_Do this_
Write out precisely the lines beginning with the line that contains "Read this page and output its text content." and ending with the last line of the entries, and no other lines.

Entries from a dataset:

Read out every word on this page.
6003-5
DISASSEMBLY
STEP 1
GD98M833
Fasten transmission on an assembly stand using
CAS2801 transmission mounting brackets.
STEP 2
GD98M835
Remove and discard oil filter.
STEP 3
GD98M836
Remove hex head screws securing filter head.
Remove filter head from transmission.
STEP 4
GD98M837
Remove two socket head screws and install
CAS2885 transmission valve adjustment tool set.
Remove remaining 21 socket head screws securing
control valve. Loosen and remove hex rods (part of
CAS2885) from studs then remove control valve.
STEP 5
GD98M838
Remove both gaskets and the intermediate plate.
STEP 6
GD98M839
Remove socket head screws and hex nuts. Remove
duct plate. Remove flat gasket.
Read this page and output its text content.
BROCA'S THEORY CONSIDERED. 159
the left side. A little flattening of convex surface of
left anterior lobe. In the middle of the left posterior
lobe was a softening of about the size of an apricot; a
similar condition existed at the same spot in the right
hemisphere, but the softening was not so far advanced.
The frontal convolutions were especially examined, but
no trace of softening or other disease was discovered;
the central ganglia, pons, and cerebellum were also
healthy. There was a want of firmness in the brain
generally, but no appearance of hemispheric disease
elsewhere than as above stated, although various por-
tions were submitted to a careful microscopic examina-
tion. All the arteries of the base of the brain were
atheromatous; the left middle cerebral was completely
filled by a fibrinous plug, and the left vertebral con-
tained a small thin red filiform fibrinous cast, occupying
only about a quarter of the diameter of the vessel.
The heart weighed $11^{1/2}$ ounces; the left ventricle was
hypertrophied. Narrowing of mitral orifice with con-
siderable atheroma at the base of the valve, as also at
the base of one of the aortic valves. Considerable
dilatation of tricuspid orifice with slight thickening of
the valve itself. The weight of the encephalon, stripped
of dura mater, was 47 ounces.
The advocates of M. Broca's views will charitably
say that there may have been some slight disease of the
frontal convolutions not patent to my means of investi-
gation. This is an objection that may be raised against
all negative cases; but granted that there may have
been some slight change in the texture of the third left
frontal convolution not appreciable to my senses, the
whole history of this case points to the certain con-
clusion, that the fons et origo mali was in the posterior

_Response_
Read this page and output its text content.
BROCA'S THEORY CONSIDERED. 159
the left side. A little flattening of convex surface of
left anterior lobe. In the middle of the left posterior
lobe was a softening of about the size of an apricot; a
similar condition existed at the same spot in the right
hemisphere, but the softening was not so far advanced.
The frontal convolutions were especially examined, but
no trace of softening or other disease was discovered;
the central ganglia, pons, and cerebellum were also
healthy. There was a want of firmness in the brain
generally, but no appearance of hemispheric disease
elsewhere than as above stated, although various por-
tions were submitted to a careful microscopic examina-
tion. All the arteries of the base of the brain were
atheromatous; the left middle cerebral was completely
filled by a fibrinous plug, and the left vertebral con-
tained a small thin red filiform fibrinous cast, occupying
only about a quarter of the diameter of the vessel.
The heart weighed $11^{1/2}$ ounces; the left ventricle was
hypertrophied. Narrowing of mitral orifice with con-
siderable atheroma at the base of the valve, as also at
the base of one of the aortic valves. Considerable
dilatation of tricuspid orifice with slight thickening of
the valve itself. The weight of the encephalon, stripped
of dura mater, was 47 ounces.
The advocates of M. Broca's views will charitably
say that there may have been some slight disease of the
frontal convolutions not patent to my means of investi-
gation. This is an objection that may be raised against
all negative cases; but granted that there may have
been some slight change in the texture of the third left
frontal convolution not appreciable to my senses, the
whole history of this case points to the certain con-
clusion, that the fons et origo mali was in the posterior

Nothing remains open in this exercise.